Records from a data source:
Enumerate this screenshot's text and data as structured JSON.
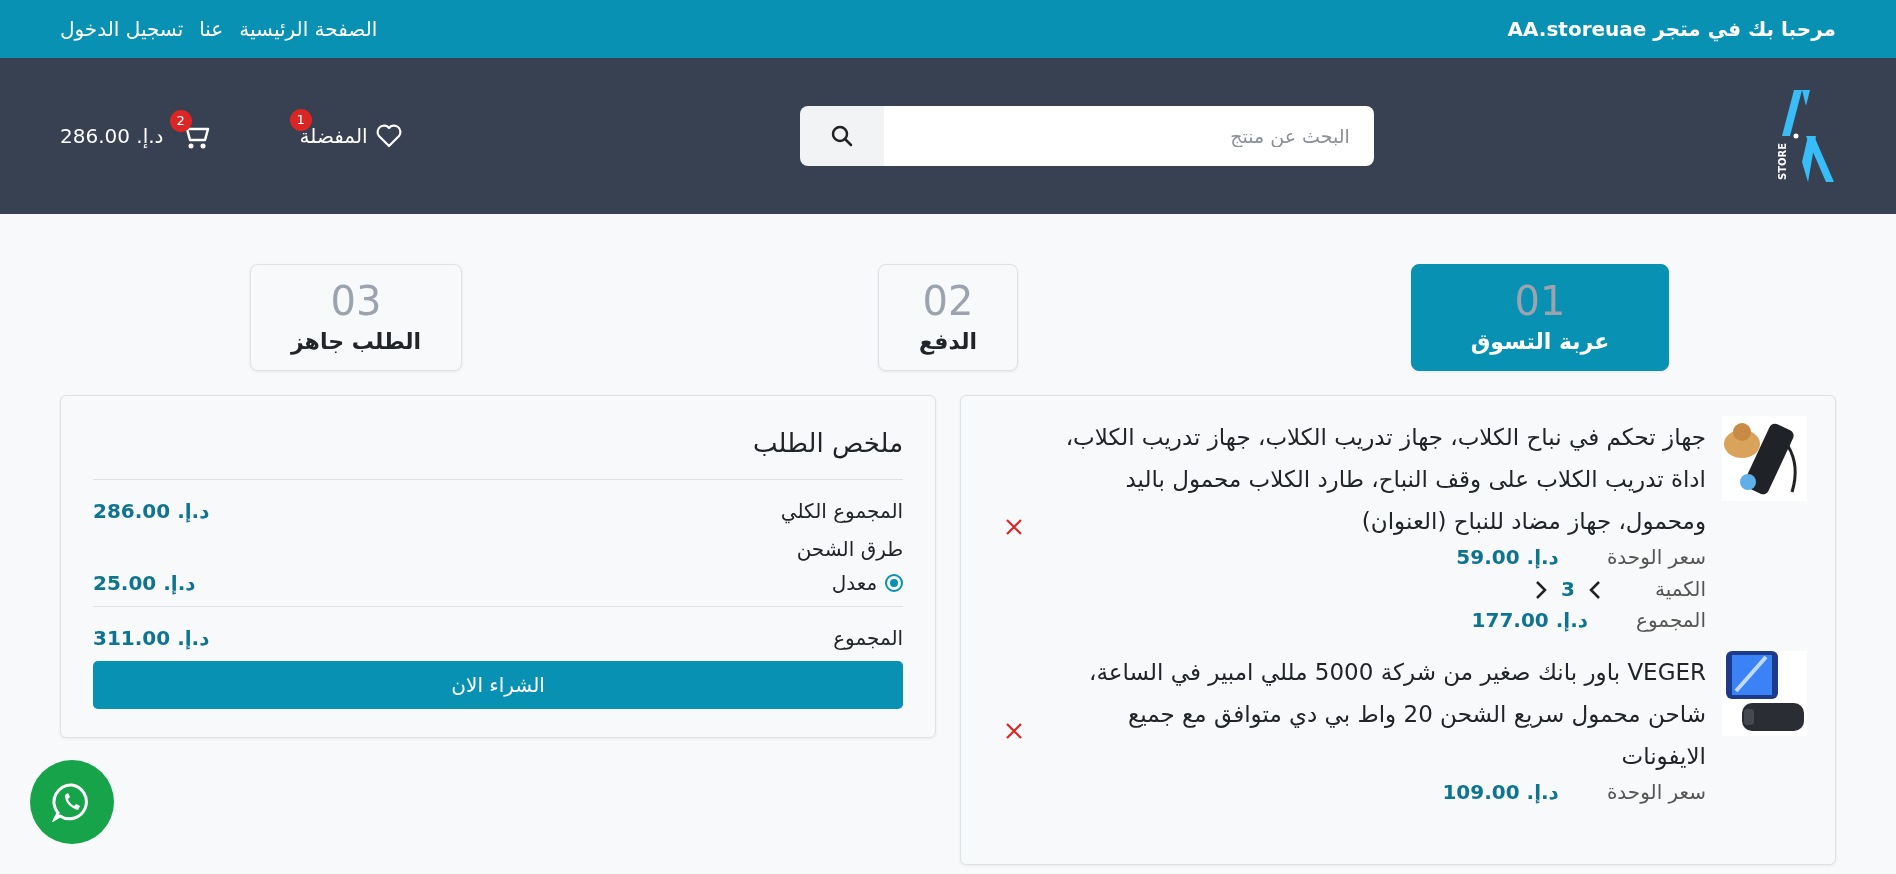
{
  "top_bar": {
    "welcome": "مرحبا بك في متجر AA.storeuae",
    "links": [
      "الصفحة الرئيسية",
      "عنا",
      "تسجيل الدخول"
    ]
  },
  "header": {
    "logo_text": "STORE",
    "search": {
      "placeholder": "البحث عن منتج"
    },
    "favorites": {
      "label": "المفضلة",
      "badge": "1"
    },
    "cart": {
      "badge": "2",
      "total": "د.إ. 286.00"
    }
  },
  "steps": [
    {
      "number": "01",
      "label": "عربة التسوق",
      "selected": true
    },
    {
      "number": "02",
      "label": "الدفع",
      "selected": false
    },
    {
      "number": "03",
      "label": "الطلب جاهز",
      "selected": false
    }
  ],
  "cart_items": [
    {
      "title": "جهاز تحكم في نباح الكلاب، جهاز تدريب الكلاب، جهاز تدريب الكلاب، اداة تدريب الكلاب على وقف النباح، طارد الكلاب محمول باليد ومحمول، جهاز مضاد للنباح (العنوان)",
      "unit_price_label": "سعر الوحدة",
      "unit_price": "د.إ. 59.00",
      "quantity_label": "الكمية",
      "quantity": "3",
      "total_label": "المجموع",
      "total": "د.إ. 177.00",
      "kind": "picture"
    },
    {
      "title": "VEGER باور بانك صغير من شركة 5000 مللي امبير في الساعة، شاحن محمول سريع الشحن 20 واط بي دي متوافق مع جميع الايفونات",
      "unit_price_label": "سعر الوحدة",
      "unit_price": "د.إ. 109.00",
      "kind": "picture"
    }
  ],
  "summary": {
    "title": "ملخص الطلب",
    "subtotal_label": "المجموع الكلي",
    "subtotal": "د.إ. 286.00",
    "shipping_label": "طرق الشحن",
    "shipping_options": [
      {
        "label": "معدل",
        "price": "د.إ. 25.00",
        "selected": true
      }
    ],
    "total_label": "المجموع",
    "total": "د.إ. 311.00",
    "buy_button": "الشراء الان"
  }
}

■ Problem description ■
Are you able to set down all the lines above exactly, without any pictures?

■ Answer for this exercise ■
Enumerate this screenshot's text and data as structured JSON.
{
  "top_bar": {
    "welcome": "مرحبا بك في متجر AA.storeuae",
    "links": [
      "الصفحة الرئيسية",
      "عنا",
      "تسجيل الدخول"
    ]
  },
  "header": {
    "logo_text": "STORE",
    "search": {
      "placeholder": "البحث عن منتج"
    },
    "favorites": {
      "label": "المفضلة",
      "badge": "1"
    },
    "cart": {
      "badge": "2",
      "total": "د.إ. 286.00"
    }
  },
  "steps": [
    {
      "number": "01",
      "label": "عربة التسوق",
      "selected": true
    },
    {
      "number": "02",
      "label": "الدفع",
      "selected": false
    },
    {
      "number": "03",
      "label": "الطلب جاهز",
      "selected": false
    }
  ],
  "cart_items": [
    {
      "title": "جهاز تحكم في نباح الكلاب، جهاز تدريب الكلاب، جهاز تدريب الكلاب، اداة تدريب الكلاب على وقف النباح، طارد الكلاب محمول باليد ومحمول، جهاز مضاد للنباح (العنوان)",
      "unit_price_label": "سعر الوحدة",
      "unit_price": "د.إ. 59.00",
      "quantity_label": "الكمية",
      "quantity": "3",
      "total_label": "المجموع",
      "total": "د.إ. 177.00",
      "kind": "picture"
    },
    {
      "title": "VEGER باور بانك صغير من شركة 5000 مللي امبير في الساعة، شاحن محمول سريع الشحن 20 واط بي دي متوافق مع جميع الايفونات",
      "unit_price_label": "سعر الوحدة",
      "unit_price": "د.إ. 109.00",
      "kind": "picture"
    }
  ],
  "summary": {
    "title": "ملخص الطلب",
    "subtotal_label": "المجموع الكلي",
    "subtotal": "د.إ. 286.00",
    "shipping_label": "طرق الشحن",
    "shipping_options": [
      {
        "label": "معدل",
        "price": "د.إ. 25.00",
        "selected": true
      }
    ],
    "total_label": "المجموع",
    "total": "د.إ. 311.00",
    "buy_button": "الشراء الان"
  }
}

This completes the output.